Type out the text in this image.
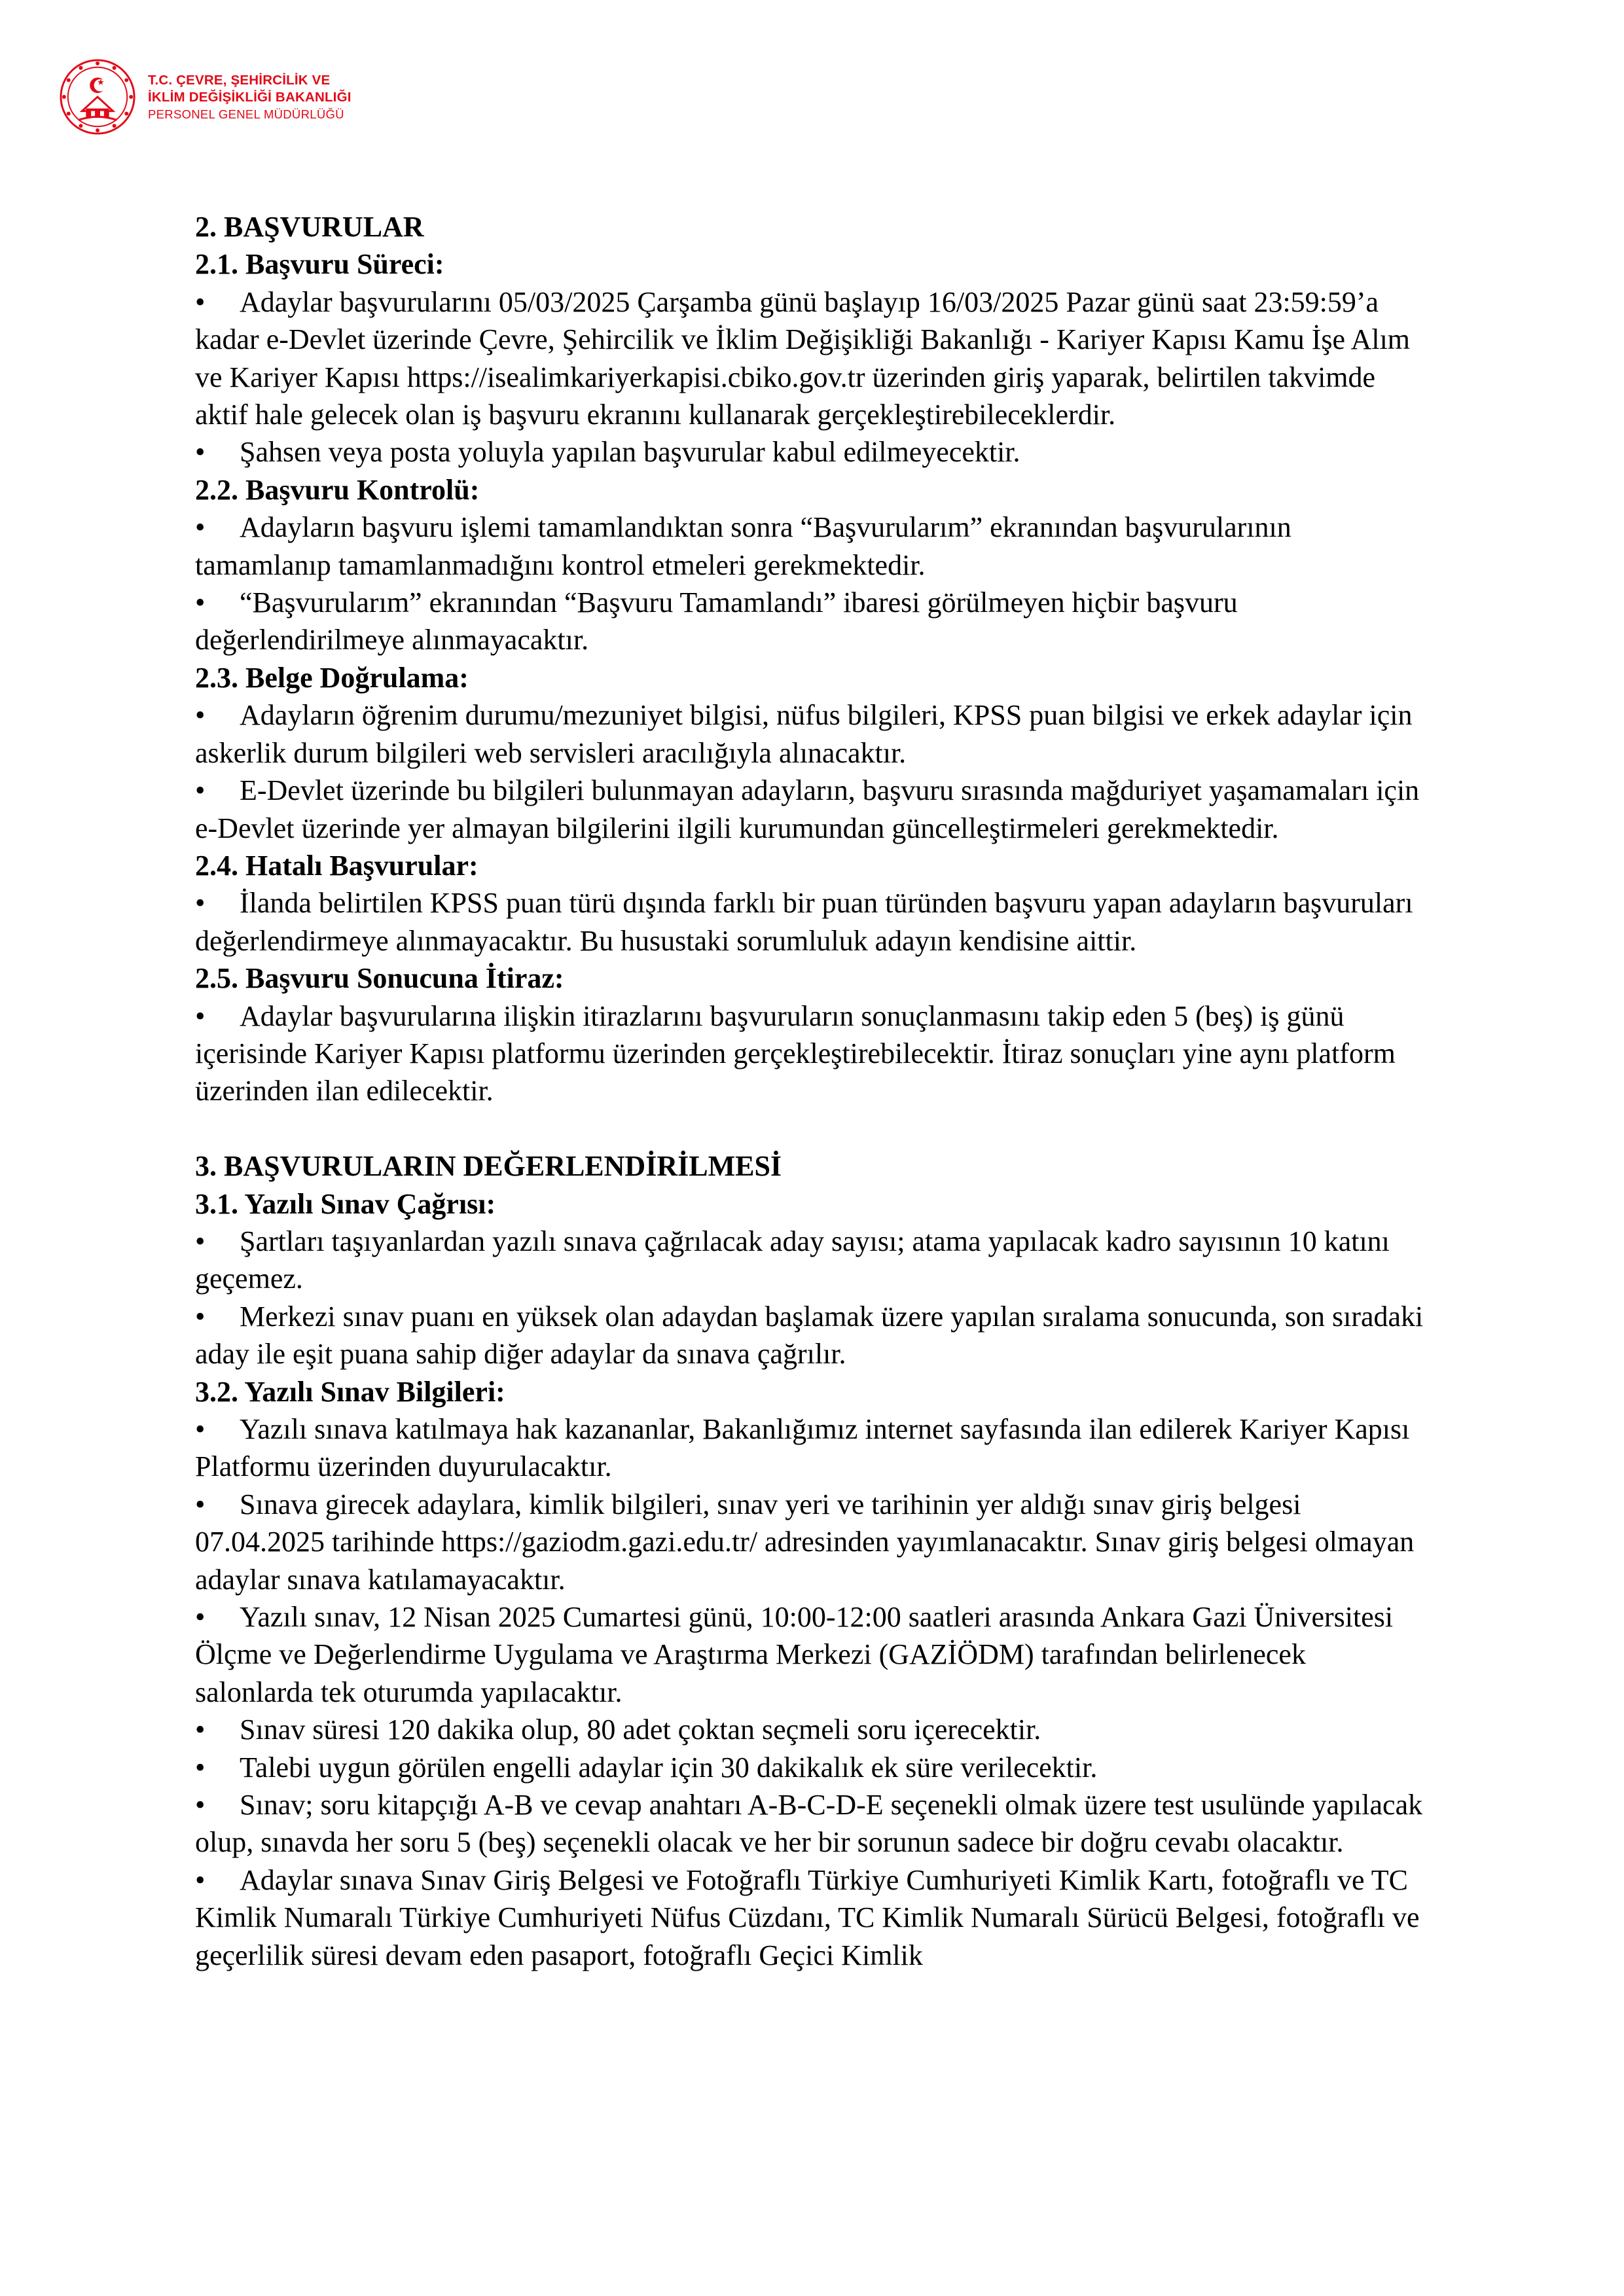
T.C. ÇEVRE, ŞEHİRCİLİK VE
İKLİM DEĞİŞİKLİĞİ BAKANLIĞI
PERSONEL GENEL MÜDÜRLÜĞÜ

2. BAŞVURULAR

2.1. Başvuru Süreci:

• Adaylar başvurularını 05/03/2025 Çarşamba günü başlayıp 16/03/2025 Pazar günü saat 23:59:59’a kadar e-Devlet üzerinde Çevre, Şehircilik ve İklim Değişikliği Bakanlığı - Kariyer Kapısı Kamu İşe Alım ve Kariyer Kapısı https://isealimkariyerkapisi.cbiko.gov.tr üzerinden giriş yaparak, belirtilen takvimde aktif hale gelecek olan iş başvuru ekranını kullanarak gerçekleştirebileceklerdir.

• Şahsen veya posta yoluyla yapılan başvurular kabul edilmeyecektir.

2.2. Başvuru Kontrolü:

• Adayların başvuru işlemi tamamlandıktan sonra “Başvurularım” ekranından başvurularının tamamlanıp tamamlanmadığını kontrol etmeleri gerekmektedir.

• “Başvurularım” ekranından “Başvuru Tamamlandı” ibaresi görülmeyen hiçbir başvuru değerlendirilmeye alınmayacaktır.

2.3. Belge Doğrulama:

• Adayların öğrenim durumu/mezuniyet bilgisi, nüfus bilgileri, KPSS puan bilgisi ve erkek adaylar için askerlik durum bilgileri web servisleri aracılığıyla alınacaktır.

• E-Devlet üzerinde bu bilgileri bulunmayan adayların, başvuru sırasında mağduriyet yaşamamaları için e-Devlet üzerinde yer almayan bilgilerini ilgili kurumundan güncelleştirmeleri gerekmektedir.

2.4. Hatalı Başvurular:

• İlanda belirtilen KPSS puan türü dışında farklı bir puan türünden başvuru yapan adayların başvuruları değerlendirmeye alınmayacaktır. Bu husustaki sorumluluk adayın kendisine aittir.

2.5. Başvuru Sonucuna İtiraz:

• Adaylar başvurularına ilişkin itirazlarını başvuruların sonuçlanmasını takip eden 5 (beş) iş günü içerisinde Kariyer Kapısı platformu üzerinden gerçekleştirebilecektir. İtiraz sonuçları yine aynı platform üzerinden ilan edilecektir.

3. BAŞVURULARIN DEĞERLENDİRİLMESİ

3.1. Yazılı Sınav Çağrısı:

• Şartları taşıyanlardan yazılı sınava çağrılacak aday sayısı; atama yapılacak kadro sayısının 10 katını geçemez.

• Merkezi sınav puanı en yüksek olan adaydan başlamak üzere yapılan sıralama sonucunda, son sıradaki aday ile eşit puana sahip diğer adaylar da sınava çağrılır.

3.2. Yazılı Sınav Bilgileri:

• Yazılı sınava katılmaya hak kazananlar, Bakanlığımız internet sayfasında ilan edilerek Kariyer Kapısı Platformu üzerinden duyurulacaktır.

• Sınava girecek adaylara, kimlik bilgileri, sınav yeri ve tarihinin yer aldığı sınav giriş belgesi 07.04.2025 tarihinde https://gaziodm.gazi.edu.tr/ adresinden yayımlanacaktır. Sınav giriş belgesi olmayan adaylar sınava katılamayacaktır.

• Yazılı sınav, 12 Nisan 2025 Cumartesi günü, 10:00-12:00 saatleri arasında Ankara Gazi Üniversitesi Ölçme ve Değerlendirme Uygulama ve Araştırma Merkezi (GAZİÖDM) tarafından belirlenecek salonlarda tek oturumda yapılacaktır.

• Sınav süresi 120 dakika olup, 80 adet çoktan seçmeli soru içerecektir.

• Talebi uygun görülen engelli adaylar için 30 dakikalık ek süre verilecektir.

• Sınav; soru kitapçığı A-B ve cevap anahtarı A-B-C-D-E seçenekli olmak üzere test usulünde yapılacak olup, sınavda her soru 5 (beş) seçenekli olacak ve her bir sorunun sadece bir doğru cevabı olacaktır.

• Adaylar sınava Sınav Giriş Belgesi ve Fotoğraflı Türkiye Cumhuriyeti Kimlik Kartı, fotoğraflı ve TC Kimlik Numaralı Türkiye Cumhuriyeti Nüfus Cüzdanı, TC Kimlik Numaralı Sürücü Belgesi, fotoğraflı ve geçerlilik süresi devam eden pasaport, fotoğraflı Geçici Kimlik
+ + + + +
Every record above must be given again exactly; drop the pictures.

Exercise response:
Type out the text in this image.
T.C. ÇEVRE, ŞEHİRCİLİK VE
İKLİM DEĞİŞİKLİĞİ BAKANLIĞI
PERSONEL GENEL MÜDÜRLÜĞÜ

2. BAŞVURULAR

2.1. Başvuru Süreci:

• Adaylar başvurularını 05/03/2025 Çarşamba günü başlayıp 16/03/2025 Pazar günü saat 23:59:59’a kadar e-Devlet üzerinde Çevre, Şehircilik ve İklim Değişikliği Bakanlığı - Kariyer Kapısı Kamu İşe Alım ve Kariyer Kapısı https://isealimkariyerkapisi.cbiko.gov.tr üzerinden giriş yaparak, belirtilen takvimde aktif hale gelecek olan iş başvuru ekranını kullanarak gerçekleştirebileceklerdir.

• Şahsen veya posta yoluyla yapılan başvurular kabul edilmeyecektir.

2.2. Başvuru Kontrolü:

• Adayların başvuru işlemi tamamlandıktan sonra “Başvurularım” ekranından başvurularının tamamlanıp tamamlanmadığını kontrol etmeleri gerekmektedir.

• “Başvurularım” ekranından “Başvuru Tamamlandı” ibaresi görülmeyen hiçbir başvuru değerlendirilmeye alınmayacaktır.

2.3. Belge Doğrulama:

• Adayların öğrenim durumu/mezuniyet bilgisi, nüfus bilgileri, KPSS puan bilgisi ve erkek adaylar için askerlik durum bilgileri web servisleri aracılığıyla alınacaktır.

• E-Devlet üzerinde bu bilgileri bulunmayan adayların, başvuru sırasında mağduriyet yaşamamaları için e-Devlet üzerinde yer almayan bilgilerini ilgili kurumundan güncelleştirmeleri gerekmektedir.

2.4. Hatalı Başvurular:

• İlanda belirtilen KPSS puan türü dışında farklı bir puan türünden başvuru yapan adayların başvuruları değerlendirmeye alınmayacaktır. Bu husustaki sorumluluk adayın kendisine aittir.

2.5. Başvuru Sonucuna İtiraz:

• Adaylar başvurularına ilişkin itirazlarını başvuruların sonuçlanmasını takip eden 5 (beş) iş günü içerisinde Kariyer Kapısı platformu üzerinden gerçekleştirebilecektir. İtiraz sonuçları yine aynı platform üzerinden ilan edilecektir.

3. BAŞVURULARIN DEĞERLENDİRİLMESİ

3.1. Yazılı Sınav Çağrısı:

• Şartları taşıyanlardan yazılı sınava çağrılacak aday sayısı; atama yapılacak kadro sayısının 10 katını geçemez.

• Merkezi sınav puanı en yüksek olan adaydan başlamak üzere yapılan sıralama sonucunda, son sıradaki aday ile eşit puana sahip diğer adaylar da sınava çağrılır.

3.2. Yazılı Sınav Bilgileri:

• Yazılı sınava katılmaya hak kazananlar, Bakanlığımız internet sayfasında ilan edilerek Kariyer Kapısı Platformu üzerinden duyurulacaktır.

• Sınava girecek adaylara, kimlik bilgileri, sınav yeri ve tarihinin yer aldığı sınav giriş belgesi 07.04.2025 tarihinde https://gaziodm.gazi.edu.tr/ adresinden yayımlanacaktır. Sınav giriş belgesi olmayan adaylar sınava katılamayacaktır.

• Yazılı sınav, 12 Nisan 2025 Cumartesi günü, 10:00-12:00 saatleri arasında Ankara Gazi Üniversitesi Ölçme ve Değerlendirme Uygulama ve Araştırma Merkezi (GAZİÖDM) tarafından belirlenecek salonlarda tek oturumda yapılacaktır.

• Sınav süresi 120 dakika olup, 80 adet çoktan seçmeli soru içerecektir.

• Talebi uygun görülen engelli adaylar için 30 dakikalık ek süre verilecektir.

• Sınav; soru kitapçığı A-B ve cevap anahtarı A-B-C-D-E seçenekli olmak üzere test usulünde yapılacak olup, sınavda her soru 5 (beş) seçenekli olacak ve her bir sorunun sadece bir doğru cevabı olacaktır.

• Adaylar sınava Sınav Giriş Belgesi ve Fotoğraflı Türkiye Cumhuriyeti Kimlik Kartı, fotoğraflı ve TC Kimlik Numaralı Türkiye Cumhuriyeti Nüfus Cüzdanı, TC Kimlik Numaralı Sürücü Belgesi, fotoğraflı ve geçerlilik süresi devam eden pasaport, fotoğraflı Geçici Kimlik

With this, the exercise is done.